Goal: Restate, word for word, the run of lines that starts at the line containing "OCR this image." and ends with the final line of the listing. Leave pictures out.

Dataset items
+--
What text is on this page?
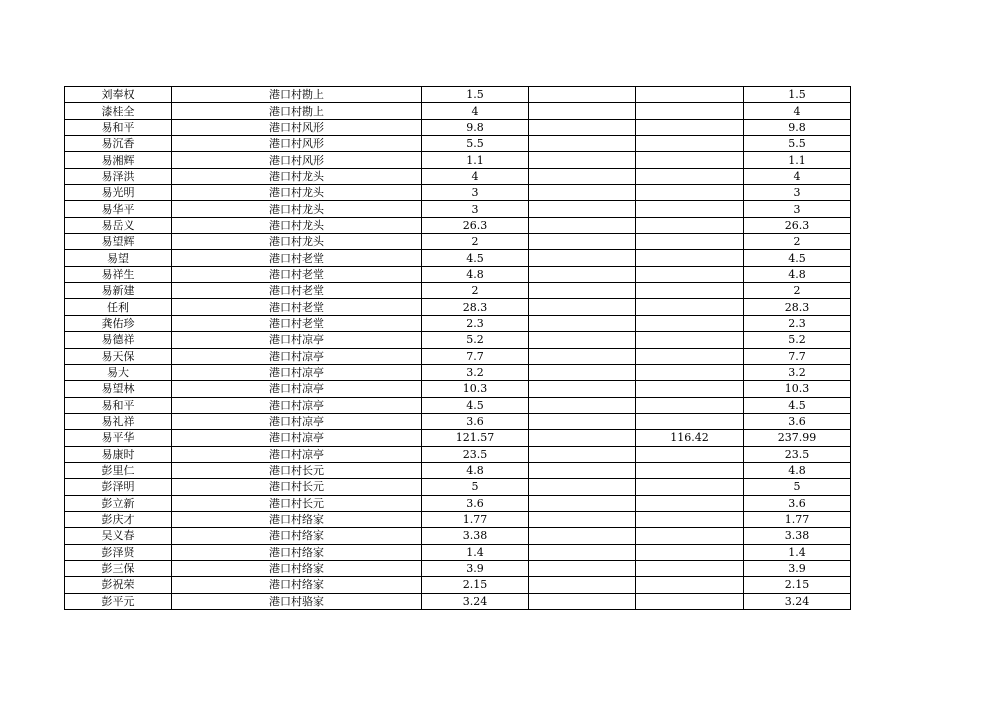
刘奉权	港口村勘上	1.5			1.5
漆桂全	港口村勘上	4			4
易和平	港口村风形	9.8			9.8
易沉香	港口村风形	5.5			5.5
易湘辉	港口村风形	1.1			1.1
易泽洪	港口村龙头	4			4
易光明	港口村龙头	3			3
易华平	港口村龙头	3			3
易岳义	港口村龙头	26.3			26.3
易望辉	港口村龙头	2			2
易望	港口村老堂	4.5			4.5
易祥生	港口村老堂	4.8			4.8
易新建	港口村老堂	2			2
任利	港口村老堂	28.3			28.3
龚佑珍	港口村老堂	2.3			2.3
易德祥	港口村凉亭	5.2			5.2
易天保	港口村凉亭	7.7			7.7
易大	港口村凉亭	3.2			3.2
易望林	港口村凉亭	10.3			10.3
易和平	港口村凉亭	4.5			4.5
易礼祥	港口村凉亭	3.6			3.6
易平华	港口村凉亭	121.57		116.42	237.99
易康时	港口村凉亭	23.5			23.5
彭里仁	港口村长元	4.8			4.8
彭泽明	港口村长元	5			5
彭立新	港口村长元	3.6			3.6
彭庆才	港口村络家	1.77			1.77
吴义春	港口村络家	3.38			3.38
彭泽贤	港口村络家	1.4			1.4
彭三保	港口村络家	3.9			3.9
彭祝荣	港口村络家	2.15			2.15
彭平元	港口村骆家	3.24			3.24
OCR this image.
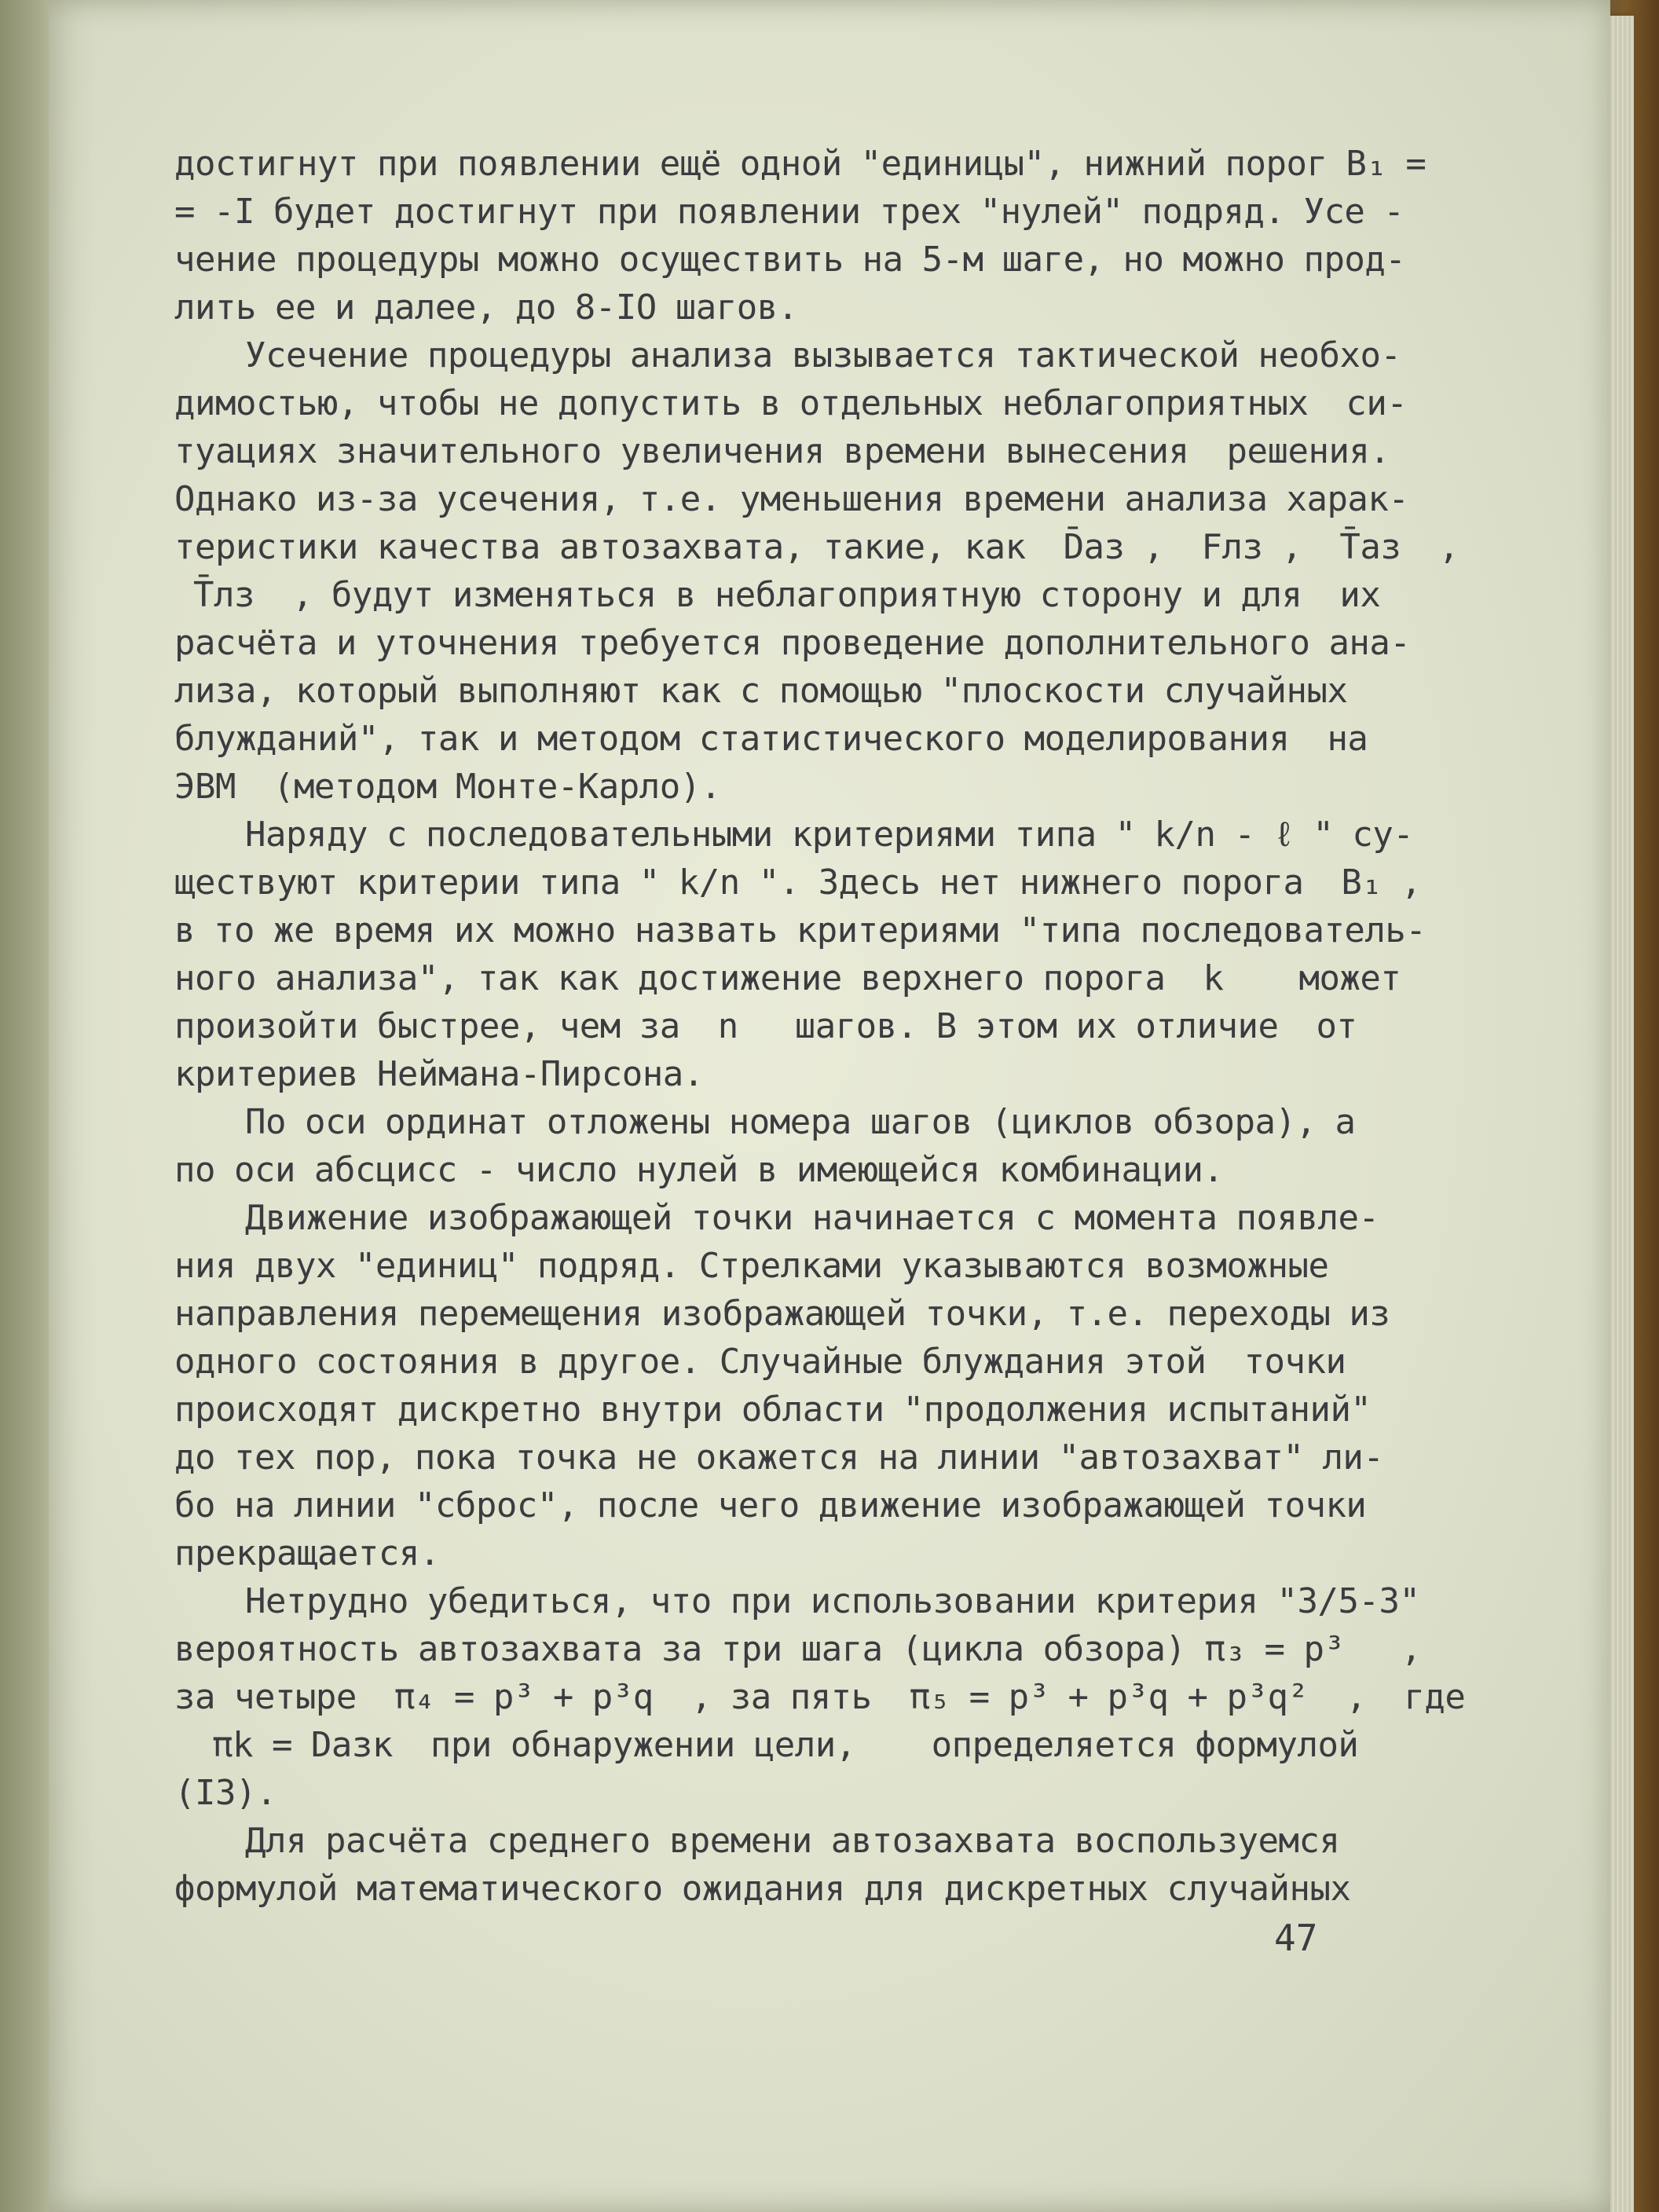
достигнут при появлении ещё одной "единицы", нижний порог B₁ =
= -I будет достигнут при появлении трех "нулей" подряд. Усе -
чение процедуры можно осуществить на 5-м шаге, но можно прод-
лить ее и далее, до 8-IO шагов.
Усечение процедуры анализа вызывается тактической необхо-
димостью, чтобы не допустить в отдельных неблагоприятных  си-
туациях значительного увеличения времени вынесения  решения.
Однако из-за усечения, т.е. уменьшения времени анализа харак-
теристики качества автозахвата, такие, как  D̄аз ,  Fлз ,  T̄аз  ,
T̄лз  , будут изменяться в неблагоприятную сторону и для  их
расчёта и уточнения требуется проведение дополнительного ана-
лиза, который выполняют как с помощью "плоскости случайных
блужданий", так и методом статистического моделирования  на
ЭВМ  (методом Монте-Карло).
Наряду с последовательными критериями типа " k/n - ℓ " су-
ществуют критерии типа " k/n ". Здесь нет нижнего порога  B₁ ,
в то же время их можно назвать критериями "типа последователь-
ного анализа", так как достижение верхнего порога  k    может
произойти быстрее, чем за  n   шагов. В этом их отличие  от
критериев Неймана-Пирсона.
По оси ординат отложены номера шагов (циклов обзора), а
по оси абсцисс - число нулей в имеющейся комбинации.
Движение изображающей точки начинается с момента появле-
ния двух "единиц" подряд. Стрелками указываются возможные
направления перемещения изображающей точки, т.е. переходы из
одного состояния в другое. Случайные блуждания этой  точки
происходят дискретно внутри области "продолжения испытаний"
до тех пор, пока точка не окажется на линии "автозахват" ли-
бо на линии "сброс", после чего движение изображающей точки
прекращается.
Нетрудно убедиться, что при использовании критерия "3/5-3"
вероятность автозахвата за три шага (цикла обзора) π₃ = p³   ,
за четыре  π₄ = p³ + p³q  , за пять  π₅ = p³ + p³q + p³q²  ,  где
πk = Dазк  при обнаружении цели,    определяется формулой
(I3).
Для расчёта среднего времени автозахвата воспользуемся
формулой математического ожидания для дискретных случайных
47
+--
Response:
OCR this image.
достигнут при появлении ещё одной "единицы", нижний порог B₁ =
= -I будет достигнут при появлении трех "нулей" подряд. Усе -
чение процедуры можно осуществить на 5-м шаге, но можно прод-
лить ее и далее, до 8-IO шагов.
Усечение процедуры анализа вызывается тактической необхо-
димостью, чтобы не допустить в отдельных неблагоприятных  си-
туациях значительного увеличения времени вынесения  решения.
Однако из-за усечения, т.е. уменьшения времени анализа харак-
теристики качества автозахвата, такие, как  D̄аз ,  Fлз ,  T̄аз  ,
T̄лз  , будут изменяться в неблагоприятную сторону и для  их
расчёта и уточнения требуется проведение дополнительного ана-
лиза, который выполняют как с помощью "плоскости случайных
блужданий", так и методом статистического моделирования  на
ЭВМ  (методом Монте-Карло).
Наряду с последовательными критериями типа " k/n - ℓ " су-
ществуют критерии типа " k/n ". Здесь нет нижнего порога  B₁ ,
в то же время их можно назвать критериями "типа последователь-
ного анализа", так как достижение верхнего порога  k    может
произойти быстрее, чем за  n   шагов. В этом их отличие  от
критериев Неймана-Пирсона.
По оси ординат отложены номера шагов (циклов обзора), а
по оси абсцисс - число нулей в имеющейся комбинации.
Движение изображающей точки начинается с момента появле-
ния двух "единиц" подряд. Стрелками указываются возможные
направления перемещения изображающей точки, т.е. переходы из
одного состояния в другое. Случайные блуждания этой  точки
происходят дискретно внутри области "продолжения испытаний"
до тех пор, пока точка не окажется на линии "автозахват" ли-
бо на линии "сброс", после чего движение изображающей точки
прекращается.
Нетрудно убедиться, что при использовании критерия "3/5-3"
вероятность автозахвата за три шага (цикла обзора) π₃ = p³   ,
за четыре  π₄ = p³ + p³q  , за пять  π₅ = p³ + p³q + p³q²  ,  где
πk = Dазк  при обнаружении цели,    определяется формулой
(I3).
Для расчёта среднего времени автозахвата воспользуемся
формулой математического ожидания для дискретных случайных
47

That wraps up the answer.